Records shown>
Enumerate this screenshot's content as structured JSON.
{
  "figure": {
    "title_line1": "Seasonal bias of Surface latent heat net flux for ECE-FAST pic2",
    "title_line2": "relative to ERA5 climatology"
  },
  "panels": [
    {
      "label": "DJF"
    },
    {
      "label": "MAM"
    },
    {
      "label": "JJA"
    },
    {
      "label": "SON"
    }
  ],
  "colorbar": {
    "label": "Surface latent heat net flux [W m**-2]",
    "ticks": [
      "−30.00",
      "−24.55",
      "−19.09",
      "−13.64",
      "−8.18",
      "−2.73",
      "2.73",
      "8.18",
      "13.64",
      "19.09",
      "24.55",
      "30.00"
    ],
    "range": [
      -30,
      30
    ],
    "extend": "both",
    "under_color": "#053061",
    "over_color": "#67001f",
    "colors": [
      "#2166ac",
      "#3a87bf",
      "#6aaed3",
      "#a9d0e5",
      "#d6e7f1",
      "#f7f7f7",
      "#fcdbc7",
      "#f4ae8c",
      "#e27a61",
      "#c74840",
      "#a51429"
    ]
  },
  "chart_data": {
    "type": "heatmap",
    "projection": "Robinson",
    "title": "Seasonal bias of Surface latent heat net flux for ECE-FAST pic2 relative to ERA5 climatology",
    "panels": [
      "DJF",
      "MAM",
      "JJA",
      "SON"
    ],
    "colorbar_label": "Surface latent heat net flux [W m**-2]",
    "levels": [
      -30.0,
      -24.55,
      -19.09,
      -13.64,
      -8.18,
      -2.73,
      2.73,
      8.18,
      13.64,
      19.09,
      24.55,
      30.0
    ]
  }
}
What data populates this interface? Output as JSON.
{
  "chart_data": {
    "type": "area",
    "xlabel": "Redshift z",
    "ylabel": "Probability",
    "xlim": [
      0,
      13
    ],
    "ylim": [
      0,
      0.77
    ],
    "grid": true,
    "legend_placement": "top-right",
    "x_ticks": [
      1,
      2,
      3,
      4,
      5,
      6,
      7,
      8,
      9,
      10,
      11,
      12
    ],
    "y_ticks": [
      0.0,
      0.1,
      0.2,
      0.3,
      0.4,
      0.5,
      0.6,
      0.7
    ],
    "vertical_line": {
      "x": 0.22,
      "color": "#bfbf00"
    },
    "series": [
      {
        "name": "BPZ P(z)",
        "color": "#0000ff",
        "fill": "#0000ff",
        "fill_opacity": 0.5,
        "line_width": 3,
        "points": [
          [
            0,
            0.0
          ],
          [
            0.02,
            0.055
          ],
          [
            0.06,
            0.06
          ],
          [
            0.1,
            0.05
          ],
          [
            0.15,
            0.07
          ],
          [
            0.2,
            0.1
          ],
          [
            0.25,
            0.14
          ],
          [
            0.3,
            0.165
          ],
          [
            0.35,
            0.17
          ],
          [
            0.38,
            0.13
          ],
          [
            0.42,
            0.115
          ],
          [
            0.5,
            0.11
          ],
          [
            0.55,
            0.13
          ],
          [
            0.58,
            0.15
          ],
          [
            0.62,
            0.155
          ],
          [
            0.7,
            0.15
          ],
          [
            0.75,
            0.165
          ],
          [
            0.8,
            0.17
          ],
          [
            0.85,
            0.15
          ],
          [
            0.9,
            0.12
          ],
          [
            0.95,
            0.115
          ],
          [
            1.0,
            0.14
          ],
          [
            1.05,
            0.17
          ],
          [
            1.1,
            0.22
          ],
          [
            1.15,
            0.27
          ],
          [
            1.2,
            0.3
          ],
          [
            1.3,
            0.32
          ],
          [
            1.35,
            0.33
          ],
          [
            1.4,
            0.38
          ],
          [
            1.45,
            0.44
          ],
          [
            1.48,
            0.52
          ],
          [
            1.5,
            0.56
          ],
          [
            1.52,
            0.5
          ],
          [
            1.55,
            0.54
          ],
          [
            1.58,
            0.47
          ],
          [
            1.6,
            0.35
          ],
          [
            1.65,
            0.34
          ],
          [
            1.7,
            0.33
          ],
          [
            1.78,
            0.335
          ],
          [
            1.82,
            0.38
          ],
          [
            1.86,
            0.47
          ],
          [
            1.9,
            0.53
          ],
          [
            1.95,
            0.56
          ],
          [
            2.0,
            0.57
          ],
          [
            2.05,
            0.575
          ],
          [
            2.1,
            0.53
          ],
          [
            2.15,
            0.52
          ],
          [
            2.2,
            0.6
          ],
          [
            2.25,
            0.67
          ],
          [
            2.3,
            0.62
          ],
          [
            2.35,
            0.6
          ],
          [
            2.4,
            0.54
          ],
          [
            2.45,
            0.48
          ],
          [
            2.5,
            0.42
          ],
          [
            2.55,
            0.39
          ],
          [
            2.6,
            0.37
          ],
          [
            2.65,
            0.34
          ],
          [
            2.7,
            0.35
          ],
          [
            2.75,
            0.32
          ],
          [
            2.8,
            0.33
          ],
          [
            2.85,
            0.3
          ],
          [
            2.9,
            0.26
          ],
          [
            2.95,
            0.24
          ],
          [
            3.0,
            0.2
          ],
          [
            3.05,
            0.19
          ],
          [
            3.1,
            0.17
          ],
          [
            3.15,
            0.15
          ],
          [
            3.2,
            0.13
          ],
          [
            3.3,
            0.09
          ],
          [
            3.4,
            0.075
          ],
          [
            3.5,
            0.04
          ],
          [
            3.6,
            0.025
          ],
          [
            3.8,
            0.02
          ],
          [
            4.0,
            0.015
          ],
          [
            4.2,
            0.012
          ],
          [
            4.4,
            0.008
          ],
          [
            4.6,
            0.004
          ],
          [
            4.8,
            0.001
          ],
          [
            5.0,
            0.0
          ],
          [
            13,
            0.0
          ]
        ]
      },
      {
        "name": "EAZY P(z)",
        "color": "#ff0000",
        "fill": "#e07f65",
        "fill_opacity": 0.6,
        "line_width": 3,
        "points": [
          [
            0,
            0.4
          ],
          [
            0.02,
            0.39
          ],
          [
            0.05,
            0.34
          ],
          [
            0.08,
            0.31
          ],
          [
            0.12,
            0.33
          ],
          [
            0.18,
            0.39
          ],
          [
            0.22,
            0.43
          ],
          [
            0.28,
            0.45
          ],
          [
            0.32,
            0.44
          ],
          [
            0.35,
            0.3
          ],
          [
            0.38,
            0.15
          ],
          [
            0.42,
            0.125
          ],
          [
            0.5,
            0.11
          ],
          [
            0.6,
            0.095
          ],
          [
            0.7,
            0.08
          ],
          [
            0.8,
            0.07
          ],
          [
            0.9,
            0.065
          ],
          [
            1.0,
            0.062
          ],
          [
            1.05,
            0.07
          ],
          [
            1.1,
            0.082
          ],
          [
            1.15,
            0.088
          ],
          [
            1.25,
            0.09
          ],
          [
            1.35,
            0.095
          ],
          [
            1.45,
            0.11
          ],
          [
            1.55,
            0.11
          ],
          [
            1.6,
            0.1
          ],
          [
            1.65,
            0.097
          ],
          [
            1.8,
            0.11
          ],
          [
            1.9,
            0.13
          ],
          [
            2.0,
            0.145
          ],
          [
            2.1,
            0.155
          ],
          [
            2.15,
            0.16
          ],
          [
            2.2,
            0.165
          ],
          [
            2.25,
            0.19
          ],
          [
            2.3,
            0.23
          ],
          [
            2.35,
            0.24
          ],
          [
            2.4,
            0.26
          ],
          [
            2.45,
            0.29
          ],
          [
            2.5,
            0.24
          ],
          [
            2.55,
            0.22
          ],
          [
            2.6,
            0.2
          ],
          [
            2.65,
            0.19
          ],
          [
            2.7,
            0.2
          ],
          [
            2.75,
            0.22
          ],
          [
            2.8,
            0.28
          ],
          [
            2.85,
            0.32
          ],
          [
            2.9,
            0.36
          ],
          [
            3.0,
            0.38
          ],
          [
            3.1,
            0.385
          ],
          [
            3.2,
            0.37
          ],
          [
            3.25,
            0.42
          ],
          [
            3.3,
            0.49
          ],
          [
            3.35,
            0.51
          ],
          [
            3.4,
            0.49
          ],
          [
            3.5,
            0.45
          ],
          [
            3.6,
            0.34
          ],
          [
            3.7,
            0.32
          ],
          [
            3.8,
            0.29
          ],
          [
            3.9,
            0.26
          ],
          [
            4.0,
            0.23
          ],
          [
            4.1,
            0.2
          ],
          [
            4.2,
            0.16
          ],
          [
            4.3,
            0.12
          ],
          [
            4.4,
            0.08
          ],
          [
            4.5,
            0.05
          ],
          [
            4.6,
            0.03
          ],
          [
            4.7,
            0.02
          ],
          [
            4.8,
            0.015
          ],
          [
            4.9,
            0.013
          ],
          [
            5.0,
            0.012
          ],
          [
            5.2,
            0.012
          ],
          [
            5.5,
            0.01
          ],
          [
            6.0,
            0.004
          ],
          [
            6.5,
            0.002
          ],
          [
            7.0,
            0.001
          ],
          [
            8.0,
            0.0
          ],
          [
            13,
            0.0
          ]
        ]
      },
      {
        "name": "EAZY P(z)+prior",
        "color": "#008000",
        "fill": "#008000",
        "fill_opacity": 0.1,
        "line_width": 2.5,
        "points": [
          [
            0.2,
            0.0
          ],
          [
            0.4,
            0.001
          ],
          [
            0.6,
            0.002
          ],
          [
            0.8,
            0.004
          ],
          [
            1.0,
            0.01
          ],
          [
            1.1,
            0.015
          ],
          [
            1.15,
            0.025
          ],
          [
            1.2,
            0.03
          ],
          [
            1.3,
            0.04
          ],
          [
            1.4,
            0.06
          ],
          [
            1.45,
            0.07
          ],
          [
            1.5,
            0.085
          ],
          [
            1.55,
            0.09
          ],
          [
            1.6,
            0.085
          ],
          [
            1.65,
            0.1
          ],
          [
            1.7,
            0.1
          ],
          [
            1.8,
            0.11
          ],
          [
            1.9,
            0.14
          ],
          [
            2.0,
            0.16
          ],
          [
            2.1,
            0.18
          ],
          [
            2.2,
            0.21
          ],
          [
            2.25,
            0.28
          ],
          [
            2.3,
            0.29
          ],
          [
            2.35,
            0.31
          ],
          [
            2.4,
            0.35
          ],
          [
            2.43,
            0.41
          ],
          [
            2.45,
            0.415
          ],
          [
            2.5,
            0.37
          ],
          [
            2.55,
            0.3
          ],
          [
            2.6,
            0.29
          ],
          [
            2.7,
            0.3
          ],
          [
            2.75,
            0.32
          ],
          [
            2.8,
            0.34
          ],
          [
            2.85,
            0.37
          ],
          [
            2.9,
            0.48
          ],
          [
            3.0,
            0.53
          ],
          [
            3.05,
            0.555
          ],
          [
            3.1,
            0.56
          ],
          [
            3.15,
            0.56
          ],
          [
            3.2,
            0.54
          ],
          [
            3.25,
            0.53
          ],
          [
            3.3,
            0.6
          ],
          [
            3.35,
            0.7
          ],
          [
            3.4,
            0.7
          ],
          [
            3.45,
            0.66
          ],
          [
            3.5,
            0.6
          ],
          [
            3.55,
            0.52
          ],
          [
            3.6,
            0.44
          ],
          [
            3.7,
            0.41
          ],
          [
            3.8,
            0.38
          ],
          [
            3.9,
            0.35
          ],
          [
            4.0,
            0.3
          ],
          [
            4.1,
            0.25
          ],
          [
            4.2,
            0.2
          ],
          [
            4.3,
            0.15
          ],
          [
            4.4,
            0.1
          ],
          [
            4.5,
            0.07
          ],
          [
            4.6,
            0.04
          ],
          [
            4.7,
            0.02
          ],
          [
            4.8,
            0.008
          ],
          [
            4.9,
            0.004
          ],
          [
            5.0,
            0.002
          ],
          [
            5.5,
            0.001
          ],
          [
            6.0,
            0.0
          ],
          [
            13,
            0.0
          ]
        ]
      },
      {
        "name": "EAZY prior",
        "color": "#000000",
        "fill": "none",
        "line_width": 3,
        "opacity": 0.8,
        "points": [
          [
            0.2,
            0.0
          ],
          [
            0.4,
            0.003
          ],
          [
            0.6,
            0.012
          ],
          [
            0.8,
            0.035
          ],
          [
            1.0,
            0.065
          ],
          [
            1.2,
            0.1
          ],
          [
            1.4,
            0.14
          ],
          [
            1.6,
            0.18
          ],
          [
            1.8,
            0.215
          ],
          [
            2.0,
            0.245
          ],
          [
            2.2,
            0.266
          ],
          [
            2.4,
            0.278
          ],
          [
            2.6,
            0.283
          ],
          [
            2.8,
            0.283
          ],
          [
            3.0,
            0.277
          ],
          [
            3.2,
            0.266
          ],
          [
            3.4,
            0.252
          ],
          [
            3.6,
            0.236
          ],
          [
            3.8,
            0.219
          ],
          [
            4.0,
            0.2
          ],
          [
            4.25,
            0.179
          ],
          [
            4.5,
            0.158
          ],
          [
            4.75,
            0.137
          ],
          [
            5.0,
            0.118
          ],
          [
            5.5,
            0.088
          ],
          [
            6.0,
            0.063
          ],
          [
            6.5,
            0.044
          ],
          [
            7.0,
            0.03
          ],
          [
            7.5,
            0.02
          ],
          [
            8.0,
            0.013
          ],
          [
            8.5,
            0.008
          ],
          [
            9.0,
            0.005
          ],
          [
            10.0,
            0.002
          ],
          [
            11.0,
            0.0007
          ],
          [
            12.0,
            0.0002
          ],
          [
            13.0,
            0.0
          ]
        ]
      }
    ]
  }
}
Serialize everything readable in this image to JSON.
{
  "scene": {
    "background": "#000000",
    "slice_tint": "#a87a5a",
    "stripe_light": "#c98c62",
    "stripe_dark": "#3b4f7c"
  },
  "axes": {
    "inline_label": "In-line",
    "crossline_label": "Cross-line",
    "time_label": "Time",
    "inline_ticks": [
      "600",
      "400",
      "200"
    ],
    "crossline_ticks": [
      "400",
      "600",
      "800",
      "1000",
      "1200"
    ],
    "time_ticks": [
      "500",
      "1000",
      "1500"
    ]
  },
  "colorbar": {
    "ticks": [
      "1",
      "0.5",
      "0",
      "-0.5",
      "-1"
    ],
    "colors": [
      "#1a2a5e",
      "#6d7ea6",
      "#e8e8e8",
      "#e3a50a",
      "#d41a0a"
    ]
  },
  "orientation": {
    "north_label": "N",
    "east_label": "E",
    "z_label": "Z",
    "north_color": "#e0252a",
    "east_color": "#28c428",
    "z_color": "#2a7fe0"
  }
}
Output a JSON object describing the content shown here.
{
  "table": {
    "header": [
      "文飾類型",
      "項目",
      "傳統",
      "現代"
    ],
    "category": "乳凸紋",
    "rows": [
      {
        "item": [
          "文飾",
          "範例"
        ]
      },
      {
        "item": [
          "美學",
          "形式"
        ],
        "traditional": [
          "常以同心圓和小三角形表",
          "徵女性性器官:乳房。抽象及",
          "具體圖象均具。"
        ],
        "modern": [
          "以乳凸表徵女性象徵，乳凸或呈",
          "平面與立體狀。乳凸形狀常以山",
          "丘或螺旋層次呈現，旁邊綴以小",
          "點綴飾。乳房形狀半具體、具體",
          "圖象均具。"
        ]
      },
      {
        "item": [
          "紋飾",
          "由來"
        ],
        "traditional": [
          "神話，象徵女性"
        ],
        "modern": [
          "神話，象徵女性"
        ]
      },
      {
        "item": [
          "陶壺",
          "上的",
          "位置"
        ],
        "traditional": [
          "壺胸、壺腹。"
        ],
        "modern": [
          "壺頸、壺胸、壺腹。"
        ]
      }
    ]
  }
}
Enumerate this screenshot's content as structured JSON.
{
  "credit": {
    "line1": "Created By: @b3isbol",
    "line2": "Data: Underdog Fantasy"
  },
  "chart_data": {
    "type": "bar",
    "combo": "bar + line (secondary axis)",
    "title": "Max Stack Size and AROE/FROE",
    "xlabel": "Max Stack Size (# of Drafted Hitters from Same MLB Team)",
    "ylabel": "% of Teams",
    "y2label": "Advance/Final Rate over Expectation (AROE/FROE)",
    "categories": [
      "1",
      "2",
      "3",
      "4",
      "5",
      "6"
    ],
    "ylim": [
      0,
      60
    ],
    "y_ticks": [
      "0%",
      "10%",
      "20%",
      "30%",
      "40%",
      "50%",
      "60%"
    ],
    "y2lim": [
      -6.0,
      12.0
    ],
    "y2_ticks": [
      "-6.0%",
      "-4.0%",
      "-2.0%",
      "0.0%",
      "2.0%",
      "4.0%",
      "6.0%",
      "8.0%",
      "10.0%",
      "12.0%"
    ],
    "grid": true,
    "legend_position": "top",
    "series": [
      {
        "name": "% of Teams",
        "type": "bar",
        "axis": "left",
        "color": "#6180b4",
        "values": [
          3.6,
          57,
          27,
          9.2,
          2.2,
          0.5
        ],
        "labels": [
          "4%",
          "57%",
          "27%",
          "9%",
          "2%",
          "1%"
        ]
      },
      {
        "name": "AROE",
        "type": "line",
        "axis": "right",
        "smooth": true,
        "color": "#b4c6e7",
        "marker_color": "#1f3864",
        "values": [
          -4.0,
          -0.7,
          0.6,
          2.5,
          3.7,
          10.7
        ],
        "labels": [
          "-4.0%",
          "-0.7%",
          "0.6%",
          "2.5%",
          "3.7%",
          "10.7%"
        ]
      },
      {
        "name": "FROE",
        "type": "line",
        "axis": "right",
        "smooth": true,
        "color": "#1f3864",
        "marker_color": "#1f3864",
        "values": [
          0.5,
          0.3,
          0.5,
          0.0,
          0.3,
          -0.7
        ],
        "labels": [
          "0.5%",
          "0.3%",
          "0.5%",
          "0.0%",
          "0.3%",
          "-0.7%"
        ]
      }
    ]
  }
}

What is asked>
Answer with one number only: how many lines above contain the word "FROE".

Task solution>
3